THE PROBLEM: Reproduce every line of the records below word for word, without changing any character.

☆ ☆ ☆ ☆ ☆ ☆ ☆

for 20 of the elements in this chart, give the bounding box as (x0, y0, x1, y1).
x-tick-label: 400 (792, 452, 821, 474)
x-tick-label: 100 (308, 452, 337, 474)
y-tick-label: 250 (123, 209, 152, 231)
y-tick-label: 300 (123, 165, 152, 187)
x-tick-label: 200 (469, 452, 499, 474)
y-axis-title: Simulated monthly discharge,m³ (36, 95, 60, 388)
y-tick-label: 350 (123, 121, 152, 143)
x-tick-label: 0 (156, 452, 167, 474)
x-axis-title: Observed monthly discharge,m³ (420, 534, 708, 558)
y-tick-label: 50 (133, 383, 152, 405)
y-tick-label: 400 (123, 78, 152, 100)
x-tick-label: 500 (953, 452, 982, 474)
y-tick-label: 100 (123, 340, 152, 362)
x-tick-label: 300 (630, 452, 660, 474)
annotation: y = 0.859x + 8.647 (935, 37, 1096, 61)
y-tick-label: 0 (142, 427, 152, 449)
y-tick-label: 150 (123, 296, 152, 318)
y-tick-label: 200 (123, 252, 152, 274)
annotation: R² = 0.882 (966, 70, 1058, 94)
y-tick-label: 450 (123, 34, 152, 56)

☆ ☆ ☆ ☆ ☆ ☆ ☆

TASK RESPONSE:
for 20 of the elements in this chart, give the bounding box as (x0, y0, x1, y1).
x-tick-label: 400 (792, 452, 821, 474)
x-tick-label: 100 (308, 452, 337, 474)
y-tick-label: 250 (123, 209, 152, 231)
y-tick-label: 300 (123, 165, 152, 187)
x-tick-label: 200 (469, 452, 499, 474)
y-axis-title: Simulated monthly discharge,m³ (36, 95, 60, 388)
y-tick-label: 350 (123, 121, 152, 143)
x-tick-label: 0 (156, 452, 167, 474)
x-axis-title: Observed monthly discharge,m³ (420, 534, 708, 558)
y-tick-label: 50 (133, 383, 152, 405)
y-tick-label: 400 (123, 78, 152, 100)
x-tick-label: 500 (953, 452, 982, 474)
y-tick-label: 100 (123, 340, 152, 362)
x-tick-label: 300 (630, 452, 660, 474)
annotation: y = 0.859x + 8.647 (935, 37, 1096, 61)
y-tick-label: 0 (142, 427, 152, 449)
y-tick-label: 150 (123, 296, 152, 318)
y-tick-label: 200 (123, 252, 152, 274)
annotation: R² = 0.882 (966, 70, 1058, 94)
y-tick-label: 450 (123, 34, 152, 56)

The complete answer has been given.